» **Goal of the exercise**:
Tell how many lines in the data below hold the string "Mississippi"; give nothing but the number.

» **Stored data**:
┌──

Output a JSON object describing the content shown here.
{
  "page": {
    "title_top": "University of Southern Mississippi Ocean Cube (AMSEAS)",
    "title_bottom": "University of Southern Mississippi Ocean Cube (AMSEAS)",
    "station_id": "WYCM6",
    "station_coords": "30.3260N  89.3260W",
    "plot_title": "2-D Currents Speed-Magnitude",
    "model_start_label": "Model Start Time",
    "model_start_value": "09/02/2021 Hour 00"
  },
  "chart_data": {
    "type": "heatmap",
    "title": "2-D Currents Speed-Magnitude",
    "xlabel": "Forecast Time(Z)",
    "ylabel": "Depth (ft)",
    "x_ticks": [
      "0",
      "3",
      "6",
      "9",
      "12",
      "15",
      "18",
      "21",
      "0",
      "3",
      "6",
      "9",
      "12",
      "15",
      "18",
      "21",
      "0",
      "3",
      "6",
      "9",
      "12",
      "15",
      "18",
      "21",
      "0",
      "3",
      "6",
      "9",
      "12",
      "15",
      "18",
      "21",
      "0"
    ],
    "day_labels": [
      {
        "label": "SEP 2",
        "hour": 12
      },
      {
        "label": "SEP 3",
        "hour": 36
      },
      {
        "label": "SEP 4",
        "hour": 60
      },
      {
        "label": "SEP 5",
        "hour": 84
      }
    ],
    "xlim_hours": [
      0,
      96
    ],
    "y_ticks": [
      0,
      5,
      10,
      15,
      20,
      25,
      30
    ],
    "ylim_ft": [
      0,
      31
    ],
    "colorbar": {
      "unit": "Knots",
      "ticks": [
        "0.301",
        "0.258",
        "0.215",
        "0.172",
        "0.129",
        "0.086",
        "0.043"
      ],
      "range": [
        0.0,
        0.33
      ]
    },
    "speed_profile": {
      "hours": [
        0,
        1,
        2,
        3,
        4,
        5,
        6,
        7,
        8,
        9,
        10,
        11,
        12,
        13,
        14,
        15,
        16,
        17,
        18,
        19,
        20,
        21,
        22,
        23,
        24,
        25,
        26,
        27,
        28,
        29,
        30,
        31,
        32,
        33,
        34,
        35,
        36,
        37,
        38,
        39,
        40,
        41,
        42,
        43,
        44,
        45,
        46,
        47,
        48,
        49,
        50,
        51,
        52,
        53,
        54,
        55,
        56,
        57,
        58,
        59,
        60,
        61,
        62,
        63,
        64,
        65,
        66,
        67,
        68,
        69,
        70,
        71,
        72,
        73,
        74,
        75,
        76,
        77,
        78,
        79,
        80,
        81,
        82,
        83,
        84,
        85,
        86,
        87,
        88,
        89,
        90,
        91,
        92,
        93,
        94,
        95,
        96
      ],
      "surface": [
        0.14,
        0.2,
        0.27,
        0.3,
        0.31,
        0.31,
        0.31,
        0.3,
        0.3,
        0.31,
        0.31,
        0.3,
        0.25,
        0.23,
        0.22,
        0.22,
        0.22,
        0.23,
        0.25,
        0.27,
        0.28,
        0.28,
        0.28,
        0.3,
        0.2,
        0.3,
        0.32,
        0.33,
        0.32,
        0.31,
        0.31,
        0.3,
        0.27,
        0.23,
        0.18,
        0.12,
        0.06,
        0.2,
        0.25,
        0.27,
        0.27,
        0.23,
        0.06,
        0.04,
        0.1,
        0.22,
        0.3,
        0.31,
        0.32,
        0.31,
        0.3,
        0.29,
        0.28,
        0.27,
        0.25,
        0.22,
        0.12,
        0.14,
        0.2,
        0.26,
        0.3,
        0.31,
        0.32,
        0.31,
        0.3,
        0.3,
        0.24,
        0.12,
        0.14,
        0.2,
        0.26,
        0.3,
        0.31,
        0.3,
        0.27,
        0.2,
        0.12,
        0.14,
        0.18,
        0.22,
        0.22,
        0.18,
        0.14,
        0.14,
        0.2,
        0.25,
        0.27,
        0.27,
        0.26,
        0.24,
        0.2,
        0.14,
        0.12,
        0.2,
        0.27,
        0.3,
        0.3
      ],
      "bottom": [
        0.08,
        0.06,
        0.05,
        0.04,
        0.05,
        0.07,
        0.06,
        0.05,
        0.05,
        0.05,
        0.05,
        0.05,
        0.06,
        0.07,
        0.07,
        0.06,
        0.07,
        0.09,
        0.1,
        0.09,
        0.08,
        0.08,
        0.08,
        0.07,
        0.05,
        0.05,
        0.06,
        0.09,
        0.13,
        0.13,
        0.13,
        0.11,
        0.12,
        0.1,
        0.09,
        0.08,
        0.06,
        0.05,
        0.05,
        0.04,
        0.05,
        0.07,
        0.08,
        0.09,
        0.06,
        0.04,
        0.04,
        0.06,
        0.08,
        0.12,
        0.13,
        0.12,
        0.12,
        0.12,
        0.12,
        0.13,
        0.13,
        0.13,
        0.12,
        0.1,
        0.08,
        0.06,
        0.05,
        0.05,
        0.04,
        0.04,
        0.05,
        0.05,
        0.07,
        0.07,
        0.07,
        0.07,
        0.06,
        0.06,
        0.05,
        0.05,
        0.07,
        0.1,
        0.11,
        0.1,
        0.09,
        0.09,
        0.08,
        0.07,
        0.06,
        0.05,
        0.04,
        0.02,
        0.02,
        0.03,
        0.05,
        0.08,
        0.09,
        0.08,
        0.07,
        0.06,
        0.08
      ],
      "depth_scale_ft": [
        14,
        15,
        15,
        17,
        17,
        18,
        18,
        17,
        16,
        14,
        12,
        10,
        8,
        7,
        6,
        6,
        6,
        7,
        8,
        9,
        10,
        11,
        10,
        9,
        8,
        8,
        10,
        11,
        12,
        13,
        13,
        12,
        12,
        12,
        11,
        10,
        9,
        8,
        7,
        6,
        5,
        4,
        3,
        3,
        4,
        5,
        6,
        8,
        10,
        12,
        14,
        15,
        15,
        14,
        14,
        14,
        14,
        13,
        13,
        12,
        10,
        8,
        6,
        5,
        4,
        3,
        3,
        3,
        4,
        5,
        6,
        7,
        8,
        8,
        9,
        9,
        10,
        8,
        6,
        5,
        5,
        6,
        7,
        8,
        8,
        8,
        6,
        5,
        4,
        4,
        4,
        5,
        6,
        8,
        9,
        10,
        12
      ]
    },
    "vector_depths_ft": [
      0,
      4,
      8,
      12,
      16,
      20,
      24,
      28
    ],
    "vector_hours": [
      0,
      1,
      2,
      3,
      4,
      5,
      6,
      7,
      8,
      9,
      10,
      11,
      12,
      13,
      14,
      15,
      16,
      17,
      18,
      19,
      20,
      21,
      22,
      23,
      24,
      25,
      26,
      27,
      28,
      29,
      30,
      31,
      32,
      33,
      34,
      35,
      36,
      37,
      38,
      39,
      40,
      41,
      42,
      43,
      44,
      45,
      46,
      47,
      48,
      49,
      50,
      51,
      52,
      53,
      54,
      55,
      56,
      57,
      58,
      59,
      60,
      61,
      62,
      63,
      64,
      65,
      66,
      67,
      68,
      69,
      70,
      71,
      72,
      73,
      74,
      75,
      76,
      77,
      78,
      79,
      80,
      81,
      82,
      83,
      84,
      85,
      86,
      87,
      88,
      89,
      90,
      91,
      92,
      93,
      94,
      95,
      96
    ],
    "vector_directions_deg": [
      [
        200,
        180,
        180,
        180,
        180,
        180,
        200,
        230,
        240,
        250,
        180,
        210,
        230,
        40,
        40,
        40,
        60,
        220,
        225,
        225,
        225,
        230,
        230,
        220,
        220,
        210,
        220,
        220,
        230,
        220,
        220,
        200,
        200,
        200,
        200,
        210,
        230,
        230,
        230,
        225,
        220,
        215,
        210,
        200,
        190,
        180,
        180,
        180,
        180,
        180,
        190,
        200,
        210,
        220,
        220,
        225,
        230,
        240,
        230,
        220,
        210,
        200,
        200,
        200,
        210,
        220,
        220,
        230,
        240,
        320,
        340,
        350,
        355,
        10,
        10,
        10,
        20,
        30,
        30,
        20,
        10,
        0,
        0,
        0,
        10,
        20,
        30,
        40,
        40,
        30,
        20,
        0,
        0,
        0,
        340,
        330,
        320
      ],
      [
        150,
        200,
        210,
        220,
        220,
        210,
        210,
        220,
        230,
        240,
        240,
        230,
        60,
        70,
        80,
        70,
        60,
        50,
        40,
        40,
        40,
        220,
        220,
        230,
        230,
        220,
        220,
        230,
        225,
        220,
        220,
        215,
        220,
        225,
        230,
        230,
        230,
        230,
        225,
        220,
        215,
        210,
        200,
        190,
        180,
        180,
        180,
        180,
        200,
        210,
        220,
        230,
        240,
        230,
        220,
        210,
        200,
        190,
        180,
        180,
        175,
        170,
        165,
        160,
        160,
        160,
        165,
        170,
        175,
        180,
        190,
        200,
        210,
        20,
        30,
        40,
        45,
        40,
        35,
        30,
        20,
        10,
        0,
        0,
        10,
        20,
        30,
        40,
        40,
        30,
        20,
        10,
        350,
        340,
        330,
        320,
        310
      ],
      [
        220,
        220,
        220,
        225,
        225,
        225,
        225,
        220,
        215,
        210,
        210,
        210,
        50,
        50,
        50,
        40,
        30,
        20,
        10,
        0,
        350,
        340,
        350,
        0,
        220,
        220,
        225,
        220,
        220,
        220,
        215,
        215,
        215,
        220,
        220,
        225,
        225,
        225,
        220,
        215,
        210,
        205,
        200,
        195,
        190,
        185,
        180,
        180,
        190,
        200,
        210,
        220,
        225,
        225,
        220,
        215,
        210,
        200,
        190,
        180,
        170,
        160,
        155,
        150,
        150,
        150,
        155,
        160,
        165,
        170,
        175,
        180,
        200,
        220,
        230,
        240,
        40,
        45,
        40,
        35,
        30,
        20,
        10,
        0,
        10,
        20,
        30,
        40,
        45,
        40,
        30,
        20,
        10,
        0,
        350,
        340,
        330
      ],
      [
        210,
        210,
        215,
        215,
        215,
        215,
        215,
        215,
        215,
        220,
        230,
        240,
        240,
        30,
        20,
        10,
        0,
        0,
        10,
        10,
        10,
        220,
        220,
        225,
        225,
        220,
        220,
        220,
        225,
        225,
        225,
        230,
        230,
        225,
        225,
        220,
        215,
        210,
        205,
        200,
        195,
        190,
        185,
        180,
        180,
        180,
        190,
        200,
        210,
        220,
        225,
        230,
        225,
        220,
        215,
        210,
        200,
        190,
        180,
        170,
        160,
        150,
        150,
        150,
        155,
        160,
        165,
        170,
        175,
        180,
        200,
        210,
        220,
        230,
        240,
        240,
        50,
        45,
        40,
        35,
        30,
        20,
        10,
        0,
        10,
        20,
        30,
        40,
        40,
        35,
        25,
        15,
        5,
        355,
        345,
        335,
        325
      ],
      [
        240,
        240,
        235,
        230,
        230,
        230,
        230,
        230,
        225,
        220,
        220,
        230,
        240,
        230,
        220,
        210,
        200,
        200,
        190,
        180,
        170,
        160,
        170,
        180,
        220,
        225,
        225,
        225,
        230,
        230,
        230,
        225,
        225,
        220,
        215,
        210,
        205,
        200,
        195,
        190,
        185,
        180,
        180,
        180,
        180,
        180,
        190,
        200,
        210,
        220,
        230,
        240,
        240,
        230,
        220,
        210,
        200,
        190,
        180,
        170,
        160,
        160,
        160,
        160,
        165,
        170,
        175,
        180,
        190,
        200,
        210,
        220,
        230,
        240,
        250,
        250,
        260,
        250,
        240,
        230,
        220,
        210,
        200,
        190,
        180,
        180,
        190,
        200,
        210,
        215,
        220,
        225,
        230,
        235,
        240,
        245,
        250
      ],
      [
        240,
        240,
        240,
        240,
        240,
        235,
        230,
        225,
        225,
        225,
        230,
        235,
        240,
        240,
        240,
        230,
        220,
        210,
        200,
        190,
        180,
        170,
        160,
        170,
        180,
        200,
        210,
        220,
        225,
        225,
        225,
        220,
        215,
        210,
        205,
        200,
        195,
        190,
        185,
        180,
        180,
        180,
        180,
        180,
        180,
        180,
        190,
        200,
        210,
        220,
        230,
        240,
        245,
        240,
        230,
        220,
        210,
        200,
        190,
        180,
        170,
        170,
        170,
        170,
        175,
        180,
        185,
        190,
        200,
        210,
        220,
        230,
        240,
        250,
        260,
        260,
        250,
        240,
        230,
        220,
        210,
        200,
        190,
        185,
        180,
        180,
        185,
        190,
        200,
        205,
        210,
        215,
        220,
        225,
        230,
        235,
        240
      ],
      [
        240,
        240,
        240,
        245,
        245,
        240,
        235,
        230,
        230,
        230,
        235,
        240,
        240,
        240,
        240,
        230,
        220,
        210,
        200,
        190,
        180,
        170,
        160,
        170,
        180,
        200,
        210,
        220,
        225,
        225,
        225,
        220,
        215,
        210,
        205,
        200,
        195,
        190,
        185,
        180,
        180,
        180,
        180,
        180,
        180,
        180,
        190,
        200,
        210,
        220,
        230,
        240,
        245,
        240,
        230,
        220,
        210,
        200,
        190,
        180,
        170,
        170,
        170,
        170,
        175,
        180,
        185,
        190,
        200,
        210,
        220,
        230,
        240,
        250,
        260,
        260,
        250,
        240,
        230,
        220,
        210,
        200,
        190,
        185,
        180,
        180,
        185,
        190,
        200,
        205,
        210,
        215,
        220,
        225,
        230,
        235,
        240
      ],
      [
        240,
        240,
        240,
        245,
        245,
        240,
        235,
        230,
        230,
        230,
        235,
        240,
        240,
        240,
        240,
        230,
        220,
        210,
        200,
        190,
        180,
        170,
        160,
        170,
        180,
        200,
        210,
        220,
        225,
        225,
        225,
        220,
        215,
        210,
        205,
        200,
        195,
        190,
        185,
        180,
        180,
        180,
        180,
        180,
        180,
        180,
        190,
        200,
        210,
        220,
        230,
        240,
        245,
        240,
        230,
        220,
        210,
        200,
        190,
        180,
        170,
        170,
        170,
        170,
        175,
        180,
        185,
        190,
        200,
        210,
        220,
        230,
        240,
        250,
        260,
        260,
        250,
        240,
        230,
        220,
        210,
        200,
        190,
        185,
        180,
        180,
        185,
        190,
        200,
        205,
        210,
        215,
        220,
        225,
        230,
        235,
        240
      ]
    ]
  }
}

└──

» **Answer to the exercise**:
2